DATA FOR THIS TASK START

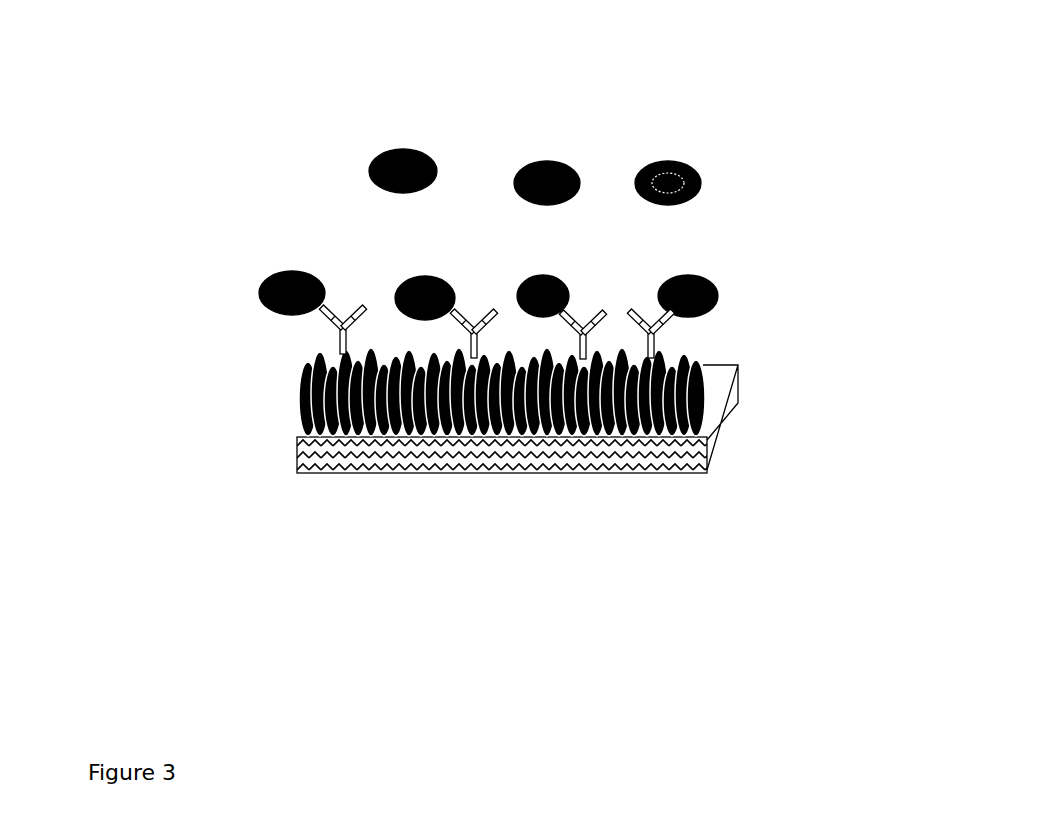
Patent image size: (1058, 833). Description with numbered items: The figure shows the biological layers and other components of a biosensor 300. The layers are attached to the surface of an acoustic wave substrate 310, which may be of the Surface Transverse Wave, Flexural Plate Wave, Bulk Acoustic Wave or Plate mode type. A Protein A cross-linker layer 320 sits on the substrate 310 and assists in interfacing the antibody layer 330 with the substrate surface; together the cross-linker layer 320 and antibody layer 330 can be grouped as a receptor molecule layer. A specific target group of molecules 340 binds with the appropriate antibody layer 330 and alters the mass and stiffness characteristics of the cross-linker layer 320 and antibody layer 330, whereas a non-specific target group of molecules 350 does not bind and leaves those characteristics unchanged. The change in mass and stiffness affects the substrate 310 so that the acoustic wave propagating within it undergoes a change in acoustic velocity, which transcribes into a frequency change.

The biosensor 300 is at (215, 483).
The acoustic wave substrate 310 is at (706, 467).
The Protein A cross-linker layer 320 is at (283, 445).
The antibody layer 330 is at (733, 360).
The specific target group of molecules 340 is at (640, 280).
The non-specific target group of molecules 350 is at (445, 150).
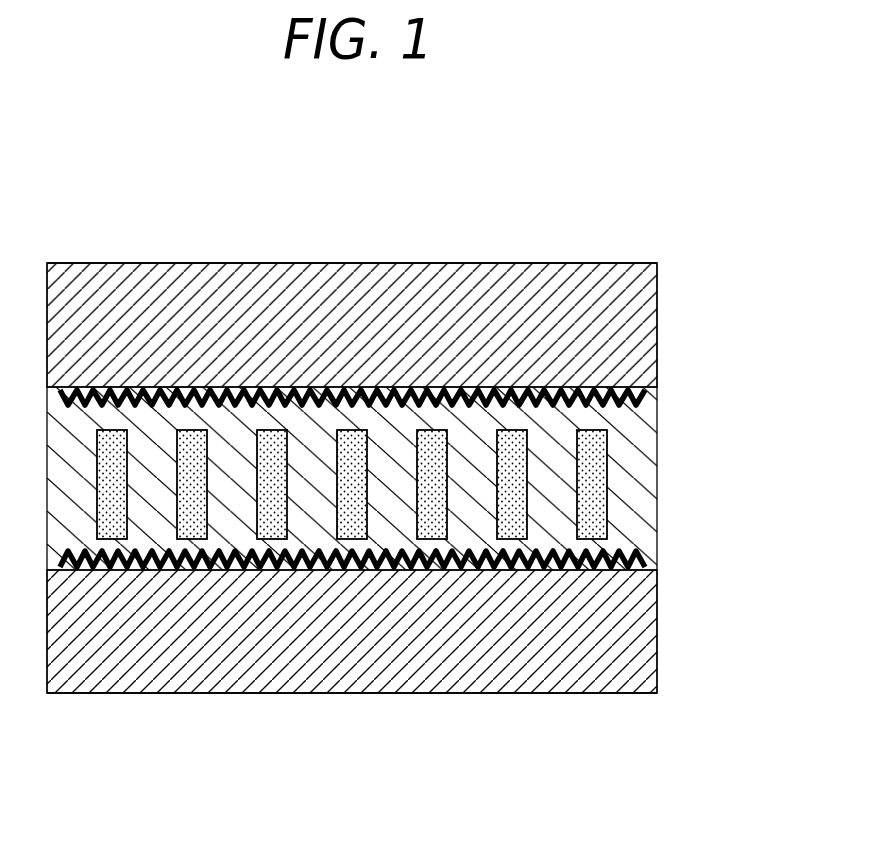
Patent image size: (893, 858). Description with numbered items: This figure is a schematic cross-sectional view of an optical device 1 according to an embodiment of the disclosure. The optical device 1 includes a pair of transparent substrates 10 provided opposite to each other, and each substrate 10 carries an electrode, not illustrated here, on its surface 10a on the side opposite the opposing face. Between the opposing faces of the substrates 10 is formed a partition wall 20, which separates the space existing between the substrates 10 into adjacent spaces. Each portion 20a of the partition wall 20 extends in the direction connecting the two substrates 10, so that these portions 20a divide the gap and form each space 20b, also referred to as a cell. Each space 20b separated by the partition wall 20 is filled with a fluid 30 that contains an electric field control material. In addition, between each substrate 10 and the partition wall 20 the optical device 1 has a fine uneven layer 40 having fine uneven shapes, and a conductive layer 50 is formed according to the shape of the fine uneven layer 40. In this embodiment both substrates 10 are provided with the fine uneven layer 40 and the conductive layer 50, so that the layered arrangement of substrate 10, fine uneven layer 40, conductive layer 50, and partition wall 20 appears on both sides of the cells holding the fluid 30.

The laminate 1 is at (664, 126).
The substrate 10 is at (637, 285).
The outer surface of substrate 10a is at (563, 262).
The intermediate layer 20 is at (630, 507).
The lower portion of intermediate layer 20a is at (152, 493).
The upper portion of intermediate layer 20b is at (276, 427).
The columnar member 30 is at (592, 475).
The bonding layer 40 is at (645, 387).
The projections of bonding layer 50 is at (628, 407).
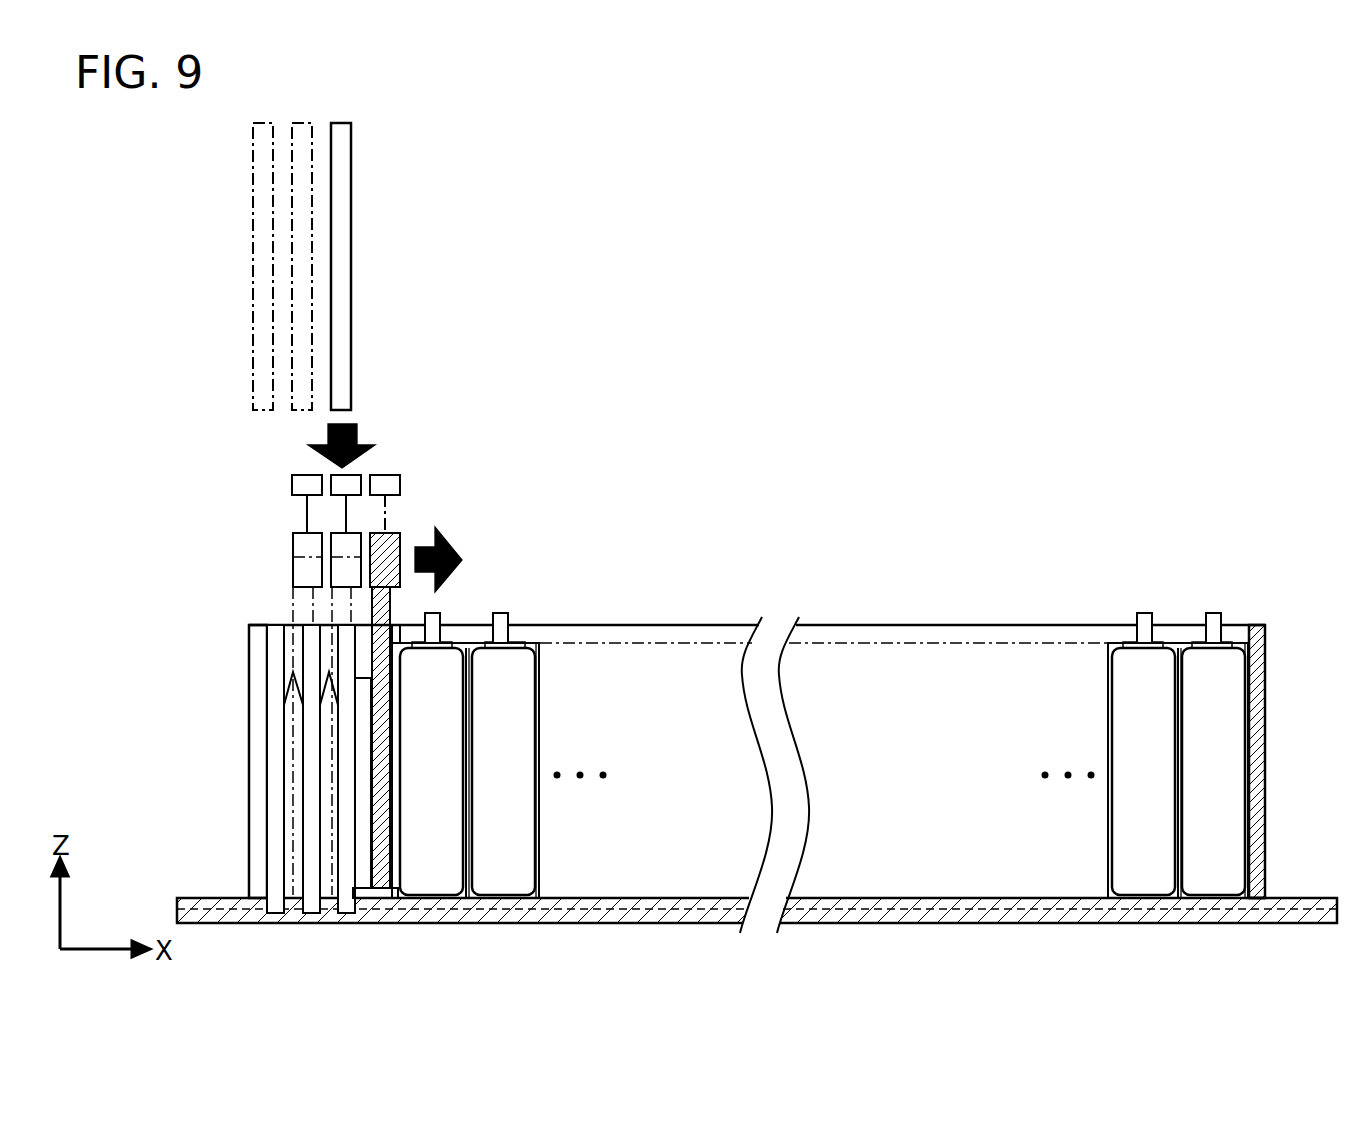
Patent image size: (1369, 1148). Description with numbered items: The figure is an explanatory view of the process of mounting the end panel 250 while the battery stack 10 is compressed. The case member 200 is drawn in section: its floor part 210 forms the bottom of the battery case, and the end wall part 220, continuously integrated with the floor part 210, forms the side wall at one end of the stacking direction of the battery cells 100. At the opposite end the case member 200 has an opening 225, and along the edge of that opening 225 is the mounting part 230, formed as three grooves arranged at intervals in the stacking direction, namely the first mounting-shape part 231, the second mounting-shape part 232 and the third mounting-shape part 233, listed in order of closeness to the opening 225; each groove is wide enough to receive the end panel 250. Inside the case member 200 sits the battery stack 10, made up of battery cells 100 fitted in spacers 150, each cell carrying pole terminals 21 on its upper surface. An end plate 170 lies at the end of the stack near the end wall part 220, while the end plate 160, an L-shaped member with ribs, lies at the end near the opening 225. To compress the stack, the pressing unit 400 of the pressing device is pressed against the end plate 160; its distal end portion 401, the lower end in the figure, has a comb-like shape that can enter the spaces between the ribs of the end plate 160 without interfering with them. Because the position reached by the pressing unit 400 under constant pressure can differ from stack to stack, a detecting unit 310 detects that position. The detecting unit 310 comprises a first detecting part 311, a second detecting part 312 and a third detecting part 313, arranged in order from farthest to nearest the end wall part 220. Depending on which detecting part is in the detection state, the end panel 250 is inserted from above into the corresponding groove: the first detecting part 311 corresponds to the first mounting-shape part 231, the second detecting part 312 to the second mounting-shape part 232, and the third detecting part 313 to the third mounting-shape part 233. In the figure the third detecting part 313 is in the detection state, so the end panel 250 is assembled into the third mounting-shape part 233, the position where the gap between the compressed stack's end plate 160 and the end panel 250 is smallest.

The battery stack 10 is at (473, 747).
The electrode terminal 21 is at (1178, 633).
The battery cell 100 is at (433, 875).
The spacer 150 is at (467, 892).
The end plate 160 is at (392, 892).
The end plate 170 is at (1263, 895).
The case member 200 is at (754, 754).
The floor part 210 is at (1120, 915).
The end wall part 220 is at (1258, 720).
The opening 225 is at (255, 740).
The mounting part 230 is at (263, 769).
The first mounting-shape part 231 is at (273, 888).
The second mounting-shape part 232 is at (307, 888).
The third mounting-shape part 233 is at (346, 888).
The end panel 250 is at (338, 215).
The detecting unit 310 is at (248, 502).
The first detecting part 311 is at (300, 480).
The second detecting part 312 is at (342, 492).
The third detecting part 313 is at (375, 492).
The pressing unit 400 is at (395, 713).
The distal end portion 401 is at (378, 875).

DATA FOR THIS TASK END

GOAL OF THE EXERCISE ▸ Every line above is to be repeated exactly, but no picture is to appear in the copy.

ANSWER SPACE ▸
Patent image size: (1058, 833). Description with numbered items: The figure shows the biological layers and other components of a biosensor 300. The layers are attached to the surface of an acoustic wave substrate 310, which may be of the Surface Transverse Wave, Flexural Plate Wave, Bulk Acoustic Wave or Plate mode type. A Protein A cross-linker layer 320 sits on the substrate 310 and assists in interfacing the antibody layer 330 with the substrate surface; together the cross-linker layer 320 and antibody layer 330 can be grouped as a receptor molecule layer. A specific target group of molecules 340 binds with the appropriate antibody layer 330 and alters the mass and stiffness characteristics of the cross-linker layer 320 and antibody layer 330, whereas a non-specific target group of molecules 350 does not bind and leaves those characteristics unchanged. The change in mass and stiffness affects the substrate 310 so that the acoustic wave propagating within it undergoes a change in acoustic velocity, which transcribes into a frequency change.

The biosensor 300 is at (215, 483).
The acoustic wave substrate 310 is at (706, 467).
The Protein A cross-linker layer 320 is at (283, 445).
The antibody layer 330 is at (733, 360).
The specific target group of molecules 340 is at (640, 280).
The non-specific target group of molecules 350 is at (445, 150).
Patent image size: (893, 858). Description with numbered items: This figure is a schematic cross-sectional view of an optical device 1 according to an embodiment of the disclosure. The optical device 1 includes a pair of transparent substrates 10 provided opposite to each other, and each substrate 10 carries an electrode, not illustrated here, on its surface 10a on the side opposite the opposing face. Between the opposing faces of the substrates 10 is formed a partition wall 20, which separates the space existing between the substrates 10 into adjacent spaces. Each portion 20a of the partition wall 20 extends in the direction connecting the two substrates 10, so that these portions 20a divide the gap and form each space 20b, also referred to as a cell. Each space 20b separated by the partition wall 20 is filled with a fluid 30 that contains an electric field control material. In addition, between each substrate 10 and the partition wall 20 the optical device 1 has a fine uneven layer 40 having fine uneven shapes, and a conductive layer 50 is formed according to the shape of the fine uneven layer 40. In this embodiment both substrates 10 are provided with the fine uneven layer 40 and the conductive layer 50, so that the layered arrangement of substrate 10, fine uneven layer 40, conductive layer 50, and partition wall 20 appears on both sides of the cells holding the fluid 30.

The laminate 1 is at (664, 126).
The substrate 10 is at (637, 285).
The outer surface of substrate 10a is at (563, 262).
The intermediate layer 20 is at (630, 507).
The lower portion of intermediate layer 20a is at (152, 493).
The upper portion of intermediate layer 20b is at (276, 427).
The columnar member 30 is at (592, 475).
The bonding layer 40 is at (645, 387).
The projections of bonding layer 50 is at (628, 407).
Patent image size: (1369, 1148). Description with numbered items: The figure is an explanatory view of the process of mounting the end panel 250 while the battery stack 10 is compressed. The case member 200 is drawn in section: its floor part 210 forms the bottom of the battery case, and the end wall part 220, continuously integrated with the floor part 210, forms the side wall at one end of the stacking direction of the battery cells 100. At the opposite end the case member 200 has an opening 225, and along the edge of that opening 225 is the mounting part 230, formed as three grooves arranged at intervals in the stacking direction, namely the first mounting-shape part 231, the second mounting-shape part 232 and the third mounting-shape part 233, listed in order of closeness to the opening 225; each groove is wide enough to receive the end panel 250. Inside the case member 200 sits the battery stack 10, made up of battery cells 100 fitted in spacers 150, each cell carrying pole terminals 21 on its upper surface. An end plate 170 lies at the end of the stack near the end wall part 220, while the end plate 160, an L-shaped member with ribs, lies at the end near the opening 225. To compress the stack, the pressing unit 400 of the pressing device is pressed against the end plate 160; its distal end portion 401, the lower end in the figure, has a comb-like shape that can enter the spaces between the ribs of the end plate 160 without interfering with them. Because the position reached by the pressing unit 400 under constant pressure can differ from stack to stack, a detecting unit 310 detects that position. The detecting unit 310 comprises a first detecting part 311, a second detecting part 312 and a third detecting part 313, arranged in order from farthest to nearest the end wall part 220. Depending on which detecting part is in the detection state, the end panel 250 is inserted from above into the corresponding groove: the first detecting part 311 corresponds to the first mounting-shape part 231, the second detecting part 312 to the second mounting-shape part 232, and the third detecting part 313 to the third mounting-shape part 233. In the figure the third detecting part 313 is in the detection state, so the end panel 250 is assembled into the third mounting-shape part 233, the position where the gap between the compressed stack's end plate 160 and the end panel 250 is smallest.

The battery stack 10 is at (473, 747).
The electrode terminal 21 is at (1178, 633).
The battery cell 100 is at (433, 875).
The spacer 150 is at (467, 892).
The end plate 160 is at (392, 892).
The end plate 170 is at (1263, 895).
The case member 200 is at (754, 754).
The floor part 210 is at (1120, 915).
The end wall part 220 is at (1258, 720).
The opening 225 is at (255, 740).
The mounting part 230 is at (263, 769).
The first mounting-shape part 231 is at (273, 888).
The second mounting-shape part 232 is at (307, 888).
The third mounting-shape part 233 is at (346, 888).
The end panel 250 is at (338, 215).
The detecting unit 310 is at (248, 502).
The first detecting part 311 is at (300, 480).
The second detecting part 312 is at (342, 492).
The third detecting part 313 is at (375, 492).
The pressing unit 400 is at (395, 713).
The distal end portion 401 is at (378, 875).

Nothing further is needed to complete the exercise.